However California, which two years ago set an ambitious target of reducing emissions of greenhouse gases by 40 per cent by 2030 compared to 1990 levels, held firm. The state’s clean air regulator, the California Air Resources Board, voted unanimously in favour of the rule at a meeting on Thursday.

 “This is exactly the right time for this rule,” Mary Nichols, the board’s chairwoman, said in an interview. “We certainly know that the economy is in a rough shape right now, and there aren’t a lot of new vehicle sales of any kind. But when they are able to buy vehicles again, we think it’s important that they be investing in the cleanest kinds of vehicles.”

California’s new regulations put the state squarely at the forefront of U.S. climate policy, in diametrical opposition to the Trump administration, which has prioritised rolling back a slew of environmental regulations .

The state has already led a regulatory revolt against Washington over the Trump administration’s rollback of emissions standards for cars and light trucks , vowing to stick to more stringent requirements and taking the matter to court. California previously committed to  buying only electric public transit buses by 2029, and to turn the entire bus fleet electric by 2040.

The new rule, which sets sales requirements for zero-emissions, electric versions of everything from big rigs to box trucks and delivery vans starting in 2024, has clear benefits. Under the rule, the percentage of electric trucks that must be sold would gradually increase each year, with an eventual goal that 100 percent of trucks be electric by 2045, from near zero today.

> **Data extract**:
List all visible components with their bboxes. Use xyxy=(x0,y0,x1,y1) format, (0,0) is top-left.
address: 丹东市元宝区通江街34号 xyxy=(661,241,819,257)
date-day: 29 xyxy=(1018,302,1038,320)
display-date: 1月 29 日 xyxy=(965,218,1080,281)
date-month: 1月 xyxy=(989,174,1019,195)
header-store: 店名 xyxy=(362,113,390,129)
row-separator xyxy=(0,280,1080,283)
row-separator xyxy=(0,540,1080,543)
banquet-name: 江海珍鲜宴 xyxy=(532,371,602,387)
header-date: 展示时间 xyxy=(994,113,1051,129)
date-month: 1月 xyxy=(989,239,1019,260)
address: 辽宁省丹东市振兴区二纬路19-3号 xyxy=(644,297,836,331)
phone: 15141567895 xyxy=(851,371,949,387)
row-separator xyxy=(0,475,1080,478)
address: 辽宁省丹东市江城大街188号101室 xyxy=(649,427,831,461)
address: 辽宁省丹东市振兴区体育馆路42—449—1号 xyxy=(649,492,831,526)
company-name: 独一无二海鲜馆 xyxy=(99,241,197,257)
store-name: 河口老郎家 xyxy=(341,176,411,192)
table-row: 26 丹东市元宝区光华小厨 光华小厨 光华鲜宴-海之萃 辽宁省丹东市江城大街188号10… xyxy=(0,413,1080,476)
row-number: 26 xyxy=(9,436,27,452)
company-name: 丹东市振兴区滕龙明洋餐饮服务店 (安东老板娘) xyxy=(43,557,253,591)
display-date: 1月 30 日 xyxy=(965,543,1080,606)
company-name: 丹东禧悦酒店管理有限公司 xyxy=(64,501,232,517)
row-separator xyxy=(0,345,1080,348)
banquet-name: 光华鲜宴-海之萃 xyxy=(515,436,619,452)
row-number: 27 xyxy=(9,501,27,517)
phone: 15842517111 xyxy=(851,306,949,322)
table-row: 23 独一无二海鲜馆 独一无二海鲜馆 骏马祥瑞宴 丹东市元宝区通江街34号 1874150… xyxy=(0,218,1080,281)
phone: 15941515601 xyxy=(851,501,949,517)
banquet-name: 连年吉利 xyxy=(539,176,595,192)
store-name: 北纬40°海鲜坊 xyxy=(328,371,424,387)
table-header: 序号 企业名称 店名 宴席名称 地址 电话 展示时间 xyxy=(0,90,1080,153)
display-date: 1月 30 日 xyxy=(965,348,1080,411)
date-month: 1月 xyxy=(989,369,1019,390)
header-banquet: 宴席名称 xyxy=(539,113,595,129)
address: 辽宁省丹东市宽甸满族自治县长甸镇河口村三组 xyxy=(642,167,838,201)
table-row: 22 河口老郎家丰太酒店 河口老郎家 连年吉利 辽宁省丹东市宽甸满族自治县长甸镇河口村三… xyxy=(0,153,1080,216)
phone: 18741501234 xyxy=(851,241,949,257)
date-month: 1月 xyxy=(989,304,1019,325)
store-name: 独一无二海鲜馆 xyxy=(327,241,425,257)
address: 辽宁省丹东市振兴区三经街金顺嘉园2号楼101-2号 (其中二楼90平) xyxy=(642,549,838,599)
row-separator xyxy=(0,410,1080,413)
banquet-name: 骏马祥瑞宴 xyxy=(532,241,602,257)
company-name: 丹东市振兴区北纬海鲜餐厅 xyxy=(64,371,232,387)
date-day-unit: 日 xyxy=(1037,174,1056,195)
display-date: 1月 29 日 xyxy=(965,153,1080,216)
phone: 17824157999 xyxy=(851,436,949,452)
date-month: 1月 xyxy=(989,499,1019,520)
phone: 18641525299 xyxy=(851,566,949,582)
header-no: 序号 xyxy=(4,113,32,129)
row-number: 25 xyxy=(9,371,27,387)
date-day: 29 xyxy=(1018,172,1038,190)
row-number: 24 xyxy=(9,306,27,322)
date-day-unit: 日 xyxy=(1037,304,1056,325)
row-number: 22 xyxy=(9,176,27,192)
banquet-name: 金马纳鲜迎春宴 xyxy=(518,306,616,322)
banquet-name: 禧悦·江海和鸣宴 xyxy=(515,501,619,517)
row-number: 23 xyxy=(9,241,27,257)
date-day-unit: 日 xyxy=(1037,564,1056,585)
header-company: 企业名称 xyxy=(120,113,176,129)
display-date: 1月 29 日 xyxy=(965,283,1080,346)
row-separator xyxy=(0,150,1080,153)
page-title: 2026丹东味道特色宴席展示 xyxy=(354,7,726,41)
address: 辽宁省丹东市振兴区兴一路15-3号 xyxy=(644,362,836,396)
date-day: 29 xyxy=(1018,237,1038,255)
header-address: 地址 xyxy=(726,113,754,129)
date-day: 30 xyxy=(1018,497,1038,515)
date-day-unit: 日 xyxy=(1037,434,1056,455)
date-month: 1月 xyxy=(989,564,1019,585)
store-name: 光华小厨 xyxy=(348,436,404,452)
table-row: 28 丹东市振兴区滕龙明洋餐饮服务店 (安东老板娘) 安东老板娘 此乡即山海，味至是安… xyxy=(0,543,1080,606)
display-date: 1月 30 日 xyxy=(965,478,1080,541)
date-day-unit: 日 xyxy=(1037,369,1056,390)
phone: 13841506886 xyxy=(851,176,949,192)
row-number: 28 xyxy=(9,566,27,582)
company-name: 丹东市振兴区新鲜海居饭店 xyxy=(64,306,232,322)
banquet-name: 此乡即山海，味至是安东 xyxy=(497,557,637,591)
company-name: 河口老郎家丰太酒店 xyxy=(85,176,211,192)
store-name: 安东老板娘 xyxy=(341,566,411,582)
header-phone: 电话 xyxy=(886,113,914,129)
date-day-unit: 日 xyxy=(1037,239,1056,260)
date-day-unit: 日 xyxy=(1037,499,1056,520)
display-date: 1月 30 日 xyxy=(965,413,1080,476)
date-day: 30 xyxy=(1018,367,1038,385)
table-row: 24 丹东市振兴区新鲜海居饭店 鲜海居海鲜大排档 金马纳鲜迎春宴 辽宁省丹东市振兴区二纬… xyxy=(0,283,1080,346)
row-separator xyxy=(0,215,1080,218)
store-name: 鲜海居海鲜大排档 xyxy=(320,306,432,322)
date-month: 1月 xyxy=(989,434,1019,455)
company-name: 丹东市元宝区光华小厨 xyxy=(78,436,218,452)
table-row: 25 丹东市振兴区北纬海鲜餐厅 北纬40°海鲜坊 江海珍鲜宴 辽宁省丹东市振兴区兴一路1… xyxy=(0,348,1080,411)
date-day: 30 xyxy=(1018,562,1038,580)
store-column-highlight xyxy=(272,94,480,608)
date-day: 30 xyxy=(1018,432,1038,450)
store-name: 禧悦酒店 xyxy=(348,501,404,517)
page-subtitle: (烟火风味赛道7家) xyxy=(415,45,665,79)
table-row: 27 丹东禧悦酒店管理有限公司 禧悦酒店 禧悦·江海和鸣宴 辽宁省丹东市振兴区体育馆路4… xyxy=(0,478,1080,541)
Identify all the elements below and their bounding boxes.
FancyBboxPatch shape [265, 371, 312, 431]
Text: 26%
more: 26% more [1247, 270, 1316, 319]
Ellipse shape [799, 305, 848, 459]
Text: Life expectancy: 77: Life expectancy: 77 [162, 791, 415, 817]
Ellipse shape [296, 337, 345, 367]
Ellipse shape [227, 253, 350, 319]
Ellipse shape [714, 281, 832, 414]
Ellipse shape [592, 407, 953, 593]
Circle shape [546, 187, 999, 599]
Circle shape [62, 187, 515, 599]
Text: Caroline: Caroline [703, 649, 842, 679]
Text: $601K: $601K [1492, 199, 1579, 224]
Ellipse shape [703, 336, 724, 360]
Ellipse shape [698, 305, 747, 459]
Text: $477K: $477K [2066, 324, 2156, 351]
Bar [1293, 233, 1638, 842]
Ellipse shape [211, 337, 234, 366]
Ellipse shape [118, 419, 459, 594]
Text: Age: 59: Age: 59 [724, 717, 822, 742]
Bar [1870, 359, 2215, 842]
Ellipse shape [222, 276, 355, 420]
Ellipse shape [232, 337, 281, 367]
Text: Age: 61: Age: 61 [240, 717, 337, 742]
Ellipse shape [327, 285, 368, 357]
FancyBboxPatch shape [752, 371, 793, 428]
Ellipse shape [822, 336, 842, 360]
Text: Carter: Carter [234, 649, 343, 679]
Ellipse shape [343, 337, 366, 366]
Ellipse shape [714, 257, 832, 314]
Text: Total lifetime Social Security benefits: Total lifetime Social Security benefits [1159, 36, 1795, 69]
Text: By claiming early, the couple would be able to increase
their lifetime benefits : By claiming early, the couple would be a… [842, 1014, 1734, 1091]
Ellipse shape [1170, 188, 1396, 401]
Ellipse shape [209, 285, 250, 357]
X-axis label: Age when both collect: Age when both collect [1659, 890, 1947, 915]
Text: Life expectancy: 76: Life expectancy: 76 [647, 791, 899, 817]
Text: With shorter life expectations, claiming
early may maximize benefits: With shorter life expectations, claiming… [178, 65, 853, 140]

> **Required work**: In the truck-rule text, what share of trucks does the new rule aim to have electric by 2045? Rely on the truck-rule text only, not the data.

> **Full solution**: 100 percent.